From the entries below, copy out every line with "stored" in it.

┌─ RECORDS SHOWN

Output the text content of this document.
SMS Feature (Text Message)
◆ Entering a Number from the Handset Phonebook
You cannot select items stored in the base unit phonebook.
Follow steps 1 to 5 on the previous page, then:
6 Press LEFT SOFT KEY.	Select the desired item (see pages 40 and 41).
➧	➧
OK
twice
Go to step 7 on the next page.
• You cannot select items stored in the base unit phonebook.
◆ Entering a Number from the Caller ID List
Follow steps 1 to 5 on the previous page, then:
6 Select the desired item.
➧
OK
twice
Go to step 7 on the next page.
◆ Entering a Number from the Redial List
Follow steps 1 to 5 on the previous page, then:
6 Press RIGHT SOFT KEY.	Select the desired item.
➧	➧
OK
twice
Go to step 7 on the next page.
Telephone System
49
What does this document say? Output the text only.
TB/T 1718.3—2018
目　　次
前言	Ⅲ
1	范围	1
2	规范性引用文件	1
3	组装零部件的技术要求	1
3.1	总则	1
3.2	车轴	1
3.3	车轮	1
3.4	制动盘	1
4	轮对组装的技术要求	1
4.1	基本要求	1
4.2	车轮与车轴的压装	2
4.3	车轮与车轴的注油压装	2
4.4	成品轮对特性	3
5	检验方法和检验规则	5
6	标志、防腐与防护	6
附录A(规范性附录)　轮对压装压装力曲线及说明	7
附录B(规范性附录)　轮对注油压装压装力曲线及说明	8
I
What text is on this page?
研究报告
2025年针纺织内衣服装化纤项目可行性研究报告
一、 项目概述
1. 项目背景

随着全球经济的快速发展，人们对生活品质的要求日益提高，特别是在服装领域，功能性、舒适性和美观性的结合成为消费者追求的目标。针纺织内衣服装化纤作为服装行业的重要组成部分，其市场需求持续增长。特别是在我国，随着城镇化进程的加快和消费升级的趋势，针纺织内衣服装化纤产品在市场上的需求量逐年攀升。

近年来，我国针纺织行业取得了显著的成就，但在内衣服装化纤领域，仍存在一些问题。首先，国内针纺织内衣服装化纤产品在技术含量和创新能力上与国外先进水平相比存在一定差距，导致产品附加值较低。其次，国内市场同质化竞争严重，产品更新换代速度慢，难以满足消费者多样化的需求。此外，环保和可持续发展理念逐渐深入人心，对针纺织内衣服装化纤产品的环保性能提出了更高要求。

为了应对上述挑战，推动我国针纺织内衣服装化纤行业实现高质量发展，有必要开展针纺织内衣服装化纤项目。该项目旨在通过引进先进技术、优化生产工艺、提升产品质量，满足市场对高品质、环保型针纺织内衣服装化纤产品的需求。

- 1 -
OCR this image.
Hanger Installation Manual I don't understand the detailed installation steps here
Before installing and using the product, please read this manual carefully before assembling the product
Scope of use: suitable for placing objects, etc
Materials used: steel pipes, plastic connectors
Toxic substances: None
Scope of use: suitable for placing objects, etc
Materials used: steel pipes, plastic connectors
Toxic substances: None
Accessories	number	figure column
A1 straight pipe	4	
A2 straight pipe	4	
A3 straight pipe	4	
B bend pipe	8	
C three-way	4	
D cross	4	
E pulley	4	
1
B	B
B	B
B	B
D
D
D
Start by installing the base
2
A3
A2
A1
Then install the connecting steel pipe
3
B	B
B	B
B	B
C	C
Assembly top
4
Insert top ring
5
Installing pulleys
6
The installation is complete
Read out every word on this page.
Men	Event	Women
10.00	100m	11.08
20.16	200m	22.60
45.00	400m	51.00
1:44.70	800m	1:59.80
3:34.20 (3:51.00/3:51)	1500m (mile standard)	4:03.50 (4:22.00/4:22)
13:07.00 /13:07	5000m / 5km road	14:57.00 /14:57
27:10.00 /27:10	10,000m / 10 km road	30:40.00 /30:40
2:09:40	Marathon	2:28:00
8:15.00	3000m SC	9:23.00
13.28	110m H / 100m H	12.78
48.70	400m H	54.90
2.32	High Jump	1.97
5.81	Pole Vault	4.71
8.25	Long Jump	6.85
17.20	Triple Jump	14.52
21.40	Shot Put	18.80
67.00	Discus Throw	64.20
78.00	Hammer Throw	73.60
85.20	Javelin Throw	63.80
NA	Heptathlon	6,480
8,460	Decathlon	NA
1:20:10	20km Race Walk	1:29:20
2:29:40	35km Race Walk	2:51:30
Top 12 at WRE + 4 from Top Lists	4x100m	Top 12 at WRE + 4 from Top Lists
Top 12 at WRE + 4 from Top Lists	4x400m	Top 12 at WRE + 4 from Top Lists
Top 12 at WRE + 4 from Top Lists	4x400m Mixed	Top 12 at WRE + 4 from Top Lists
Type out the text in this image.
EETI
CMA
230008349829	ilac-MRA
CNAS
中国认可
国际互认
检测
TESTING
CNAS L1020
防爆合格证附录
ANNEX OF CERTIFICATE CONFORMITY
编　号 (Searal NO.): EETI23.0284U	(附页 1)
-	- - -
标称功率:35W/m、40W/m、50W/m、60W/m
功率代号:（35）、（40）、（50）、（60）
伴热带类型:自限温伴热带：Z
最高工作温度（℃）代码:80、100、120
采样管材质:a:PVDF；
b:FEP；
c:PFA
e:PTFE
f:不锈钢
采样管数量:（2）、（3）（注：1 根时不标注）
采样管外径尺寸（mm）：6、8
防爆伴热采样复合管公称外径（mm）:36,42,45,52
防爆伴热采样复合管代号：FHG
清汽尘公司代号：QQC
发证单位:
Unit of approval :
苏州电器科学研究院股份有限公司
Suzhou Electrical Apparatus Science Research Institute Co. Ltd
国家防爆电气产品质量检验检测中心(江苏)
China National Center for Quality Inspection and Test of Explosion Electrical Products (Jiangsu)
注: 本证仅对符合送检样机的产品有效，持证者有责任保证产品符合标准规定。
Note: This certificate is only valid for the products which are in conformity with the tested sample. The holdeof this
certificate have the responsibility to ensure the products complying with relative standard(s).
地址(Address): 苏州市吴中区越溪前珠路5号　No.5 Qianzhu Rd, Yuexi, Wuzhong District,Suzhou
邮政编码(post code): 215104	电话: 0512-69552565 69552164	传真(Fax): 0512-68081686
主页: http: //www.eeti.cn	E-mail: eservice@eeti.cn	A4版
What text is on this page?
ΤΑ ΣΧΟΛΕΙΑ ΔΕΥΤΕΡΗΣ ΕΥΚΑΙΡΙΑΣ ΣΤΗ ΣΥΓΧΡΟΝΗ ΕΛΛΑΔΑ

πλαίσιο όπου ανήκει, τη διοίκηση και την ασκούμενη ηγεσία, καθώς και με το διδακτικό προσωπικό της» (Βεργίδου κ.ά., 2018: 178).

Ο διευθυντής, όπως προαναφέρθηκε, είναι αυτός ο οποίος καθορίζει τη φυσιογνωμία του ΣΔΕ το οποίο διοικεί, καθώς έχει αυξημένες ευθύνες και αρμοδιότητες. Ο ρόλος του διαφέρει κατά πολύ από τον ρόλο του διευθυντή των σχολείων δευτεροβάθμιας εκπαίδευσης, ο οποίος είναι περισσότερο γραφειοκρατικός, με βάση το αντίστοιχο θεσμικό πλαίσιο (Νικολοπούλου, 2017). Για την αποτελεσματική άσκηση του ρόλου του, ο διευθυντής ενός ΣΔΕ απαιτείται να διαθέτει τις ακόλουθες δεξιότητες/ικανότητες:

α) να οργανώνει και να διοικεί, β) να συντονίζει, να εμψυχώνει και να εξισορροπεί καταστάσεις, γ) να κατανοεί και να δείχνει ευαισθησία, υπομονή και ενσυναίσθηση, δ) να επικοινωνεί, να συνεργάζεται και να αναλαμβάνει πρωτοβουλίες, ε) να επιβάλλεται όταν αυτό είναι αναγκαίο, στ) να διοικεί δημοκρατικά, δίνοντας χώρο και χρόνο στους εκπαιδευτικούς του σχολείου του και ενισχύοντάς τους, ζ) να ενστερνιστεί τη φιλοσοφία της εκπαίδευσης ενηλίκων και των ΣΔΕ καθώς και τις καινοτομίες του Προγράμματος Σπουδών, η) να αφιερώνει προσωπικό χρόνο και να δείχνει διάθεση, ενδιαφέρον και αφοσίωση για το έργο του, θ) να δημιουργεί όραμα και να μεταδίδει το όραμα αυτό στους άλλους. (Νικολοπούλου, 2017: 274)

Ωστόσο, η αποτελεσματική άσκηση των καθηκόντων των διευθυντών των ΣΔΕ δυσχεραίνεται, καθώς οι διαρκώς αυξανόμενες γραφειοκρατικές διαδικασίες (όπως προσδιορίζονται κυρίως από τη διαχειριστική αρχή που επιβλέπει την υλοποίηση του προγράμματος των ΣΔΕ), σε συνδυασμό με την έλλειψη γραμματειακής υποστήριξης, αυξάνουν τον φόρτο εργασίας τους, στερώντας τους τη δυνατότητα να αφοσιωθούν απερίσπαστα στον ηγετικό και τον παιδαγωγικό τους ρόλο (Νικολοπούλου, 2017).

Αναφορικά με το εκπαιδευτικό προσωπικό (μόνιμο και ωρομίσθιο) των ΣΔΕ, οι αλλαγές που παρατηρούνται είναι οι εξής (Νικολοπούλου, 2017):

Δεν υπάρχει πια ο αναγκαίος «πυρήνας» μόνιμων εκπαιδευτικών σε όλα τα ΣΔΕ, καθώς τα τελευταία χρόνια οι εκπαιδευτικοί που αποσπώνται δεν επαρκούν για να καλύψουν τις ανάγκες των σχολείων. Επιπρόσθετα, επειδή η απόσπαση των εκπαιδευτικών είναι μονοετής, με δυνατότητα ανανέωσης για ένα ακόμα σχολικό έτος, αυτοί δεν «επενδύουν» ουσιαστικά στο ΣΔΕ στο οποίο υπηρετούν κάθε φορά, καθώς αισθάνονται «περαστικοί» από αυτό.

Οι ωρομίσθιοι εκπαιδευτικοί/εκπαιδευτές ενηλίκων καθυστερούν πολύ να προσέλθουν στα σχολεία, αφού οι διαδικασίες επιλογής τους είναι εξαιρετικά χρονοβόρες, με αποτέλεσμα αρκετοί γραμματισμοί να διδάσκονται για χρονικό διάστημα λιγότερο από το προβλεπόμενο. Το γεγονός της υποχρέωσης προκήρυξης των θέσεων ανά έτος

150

└─

RESULT -
You cannot select items stored in the base unit phonebook.
• You cannot select items stored in the base unit phonebook.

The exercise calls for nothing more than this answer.